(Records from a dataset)
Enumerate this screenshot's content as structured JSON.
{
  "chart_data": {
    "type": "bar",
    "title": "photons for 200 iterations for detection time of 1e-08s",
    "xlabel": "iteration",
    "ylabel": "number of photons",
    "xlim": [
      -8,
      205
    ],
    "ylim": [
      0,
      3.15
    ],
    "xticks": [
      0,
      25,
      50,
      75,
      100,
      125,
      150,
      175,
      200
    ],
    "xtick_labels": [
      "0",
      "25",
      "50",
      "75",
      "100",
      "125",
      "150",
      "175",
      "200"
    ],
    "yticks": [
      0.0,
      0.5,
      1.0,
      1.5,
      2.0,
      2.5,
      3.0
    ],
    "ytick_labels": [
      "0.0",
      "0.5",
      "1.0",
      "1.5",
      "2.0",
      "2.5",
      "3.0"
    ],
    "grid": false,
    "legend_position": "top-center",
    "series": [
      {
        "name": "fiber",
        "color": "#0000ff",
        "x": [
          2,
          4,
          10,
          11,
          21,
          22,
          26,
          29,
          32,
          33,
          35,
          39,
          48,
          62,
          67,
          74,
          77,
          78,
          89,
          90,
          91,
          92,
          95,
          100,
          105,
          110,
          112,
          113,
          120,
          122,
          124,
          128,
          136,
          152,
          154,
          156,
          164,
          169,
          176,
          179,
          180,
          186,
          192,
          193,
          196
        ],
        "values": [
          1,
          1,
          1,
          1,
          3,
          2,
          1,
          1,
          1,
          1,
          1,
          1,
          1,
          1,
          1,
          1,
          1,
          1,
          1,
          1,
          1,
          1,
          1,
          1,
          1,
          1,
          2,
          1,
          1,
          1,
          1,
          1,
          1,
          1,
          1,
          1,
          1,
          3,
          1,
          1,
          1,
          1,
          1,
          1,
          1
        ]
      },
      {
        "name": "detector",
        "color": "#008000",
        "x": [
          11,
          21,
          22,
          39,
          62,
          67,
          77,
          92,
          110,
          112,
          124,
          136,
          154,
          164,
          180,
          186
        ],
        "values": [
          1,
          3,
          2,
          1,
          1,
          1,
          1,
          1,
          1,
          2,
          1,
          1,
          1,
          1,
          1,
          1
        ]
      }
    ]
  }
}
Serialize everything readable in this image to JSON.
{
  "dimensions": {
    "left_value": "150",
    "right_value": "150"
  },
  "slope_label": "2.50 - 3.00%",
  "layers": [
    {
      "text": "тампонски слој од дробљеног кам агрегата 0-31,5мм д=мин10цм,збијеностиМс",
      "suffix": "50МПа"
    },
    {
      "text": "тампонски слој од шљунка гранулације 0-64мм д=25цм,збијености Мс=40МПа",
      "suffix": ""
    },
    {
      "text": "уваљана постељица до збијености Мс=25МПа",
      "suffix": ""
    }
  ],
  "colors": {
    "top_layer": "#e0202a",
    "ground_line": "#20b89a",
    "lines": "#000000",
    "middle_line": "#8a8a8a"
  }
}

◆ **Task instructions**
All of the data must be returned exactly.

◆ **Response to the exercise**
Enumerate this screenshot's content as structured JSON.
{
  "chart_data": {
    "type": "bar",
    "title": "photons for 200 iterations for detection time of 1e-08s",
    "xlabel": "iteration",
    "ylabel": "number of photons",
    "xlim": [
      -8,
      205
    ],
    "ylim": [
      0,
      3.15
    ],
    "xticks": [
      0,
      25,
      50,
      75,
      100,
      125,
      150,
      175,
      200
    ],
    "xtick_labels": [
      "0",
      "25",
      "50",
      "75",
      "100",
      "125",
      "150",
      "175",
      "200"
    ],
    "yticks": [
      0.0,
      0.5,
      1.0,
      1.5,
      2.0,
      2.5,
      3.0
    ],
    "ytick_labels": [
      "0.0",
      "0.5",
      "1.0",
      "1.5",
      "2.0",
      "2.5",
      "3.0"
    ],
    "grid": false,
    "legend_position": "top-center",
    "series": [
      {
        "name": "fiber",
        "color": "#0000ff",
        "x": [
          2,
          4,
          10,
          11,
          21,
          22,
          26,
          29,
          32,
          33,
          35,
          39,
          48,
          62,
          67,
          74,
          77,
          78,
          89,
          90,
          91,
          92,
          95,
          100,
          105,
          110,
          112,
          113,
          120,
          122,
          124,
          128,
          136,
          152,
          154,
          156,
          164,
          169,
          176,
          179,
          180,
          186,
          192,
          193,
          196
        ],
        "values": [
          1,
          1,
          1,
          1,
          3,
          2,
          1,
          1,
          1,
          1,
          1,
          1,
          1,
          1,
          1,
          1,
          1,
          1,
          1,
          1,
          1,
          1,
          1,
          1,
          1,
          1,
          2,
          1,
          1,
          1,
          1,
          1,
          1,
          1,
          1,
          1,
          1,
          3,
          1,
          1,
          1,
          1,
          1,
          1,
          1
        ]
      },
      {
        "name": "detector",
        "color": "#008000",
        "x": [
          11,
          21,
          22,
          39,
          62,
          67,
          77,
          92,
          110,
          112,
          124,
          136,
          154,
          164,
          180,
          186
        ],
        "values": [
          1,
          3,
          2,
          1,
          1,
          1,
          1,
          1,
          1,
          2,
          1,
          1,
          1,
          1,
          1,
          1
        ]
      }
    ]
  }
}
Serialize everything readable in this image to JSON.
{
  "dimensions": {
    "left_value": "150",
    "right_value": "150"
  },
  "slope_label": "2.50 - 3.00%",
  "layers": [
    {
      "text": "тампонски слој од дробљеног кам агрегата 0-31,5мм д=мин10цм,збијеностиМс",
      "suffix": "50МПа"
    },
    {
      "text": "тампонски слој од шљунка гранулације 0-64мм д=25цм,збијености Мс=40МПа",
      "suffix": ""
    },
    {
      "text": "уваљана постељица до збијености Мс=25МПа",
      "suffix": ""
    }
  ],
  "colors": {
    "top_layer": "#e0202a",
    "ground_line": "#20b89a",
    "lines": "#000000",
    "middle_line": "#8a8a8a"
  }
}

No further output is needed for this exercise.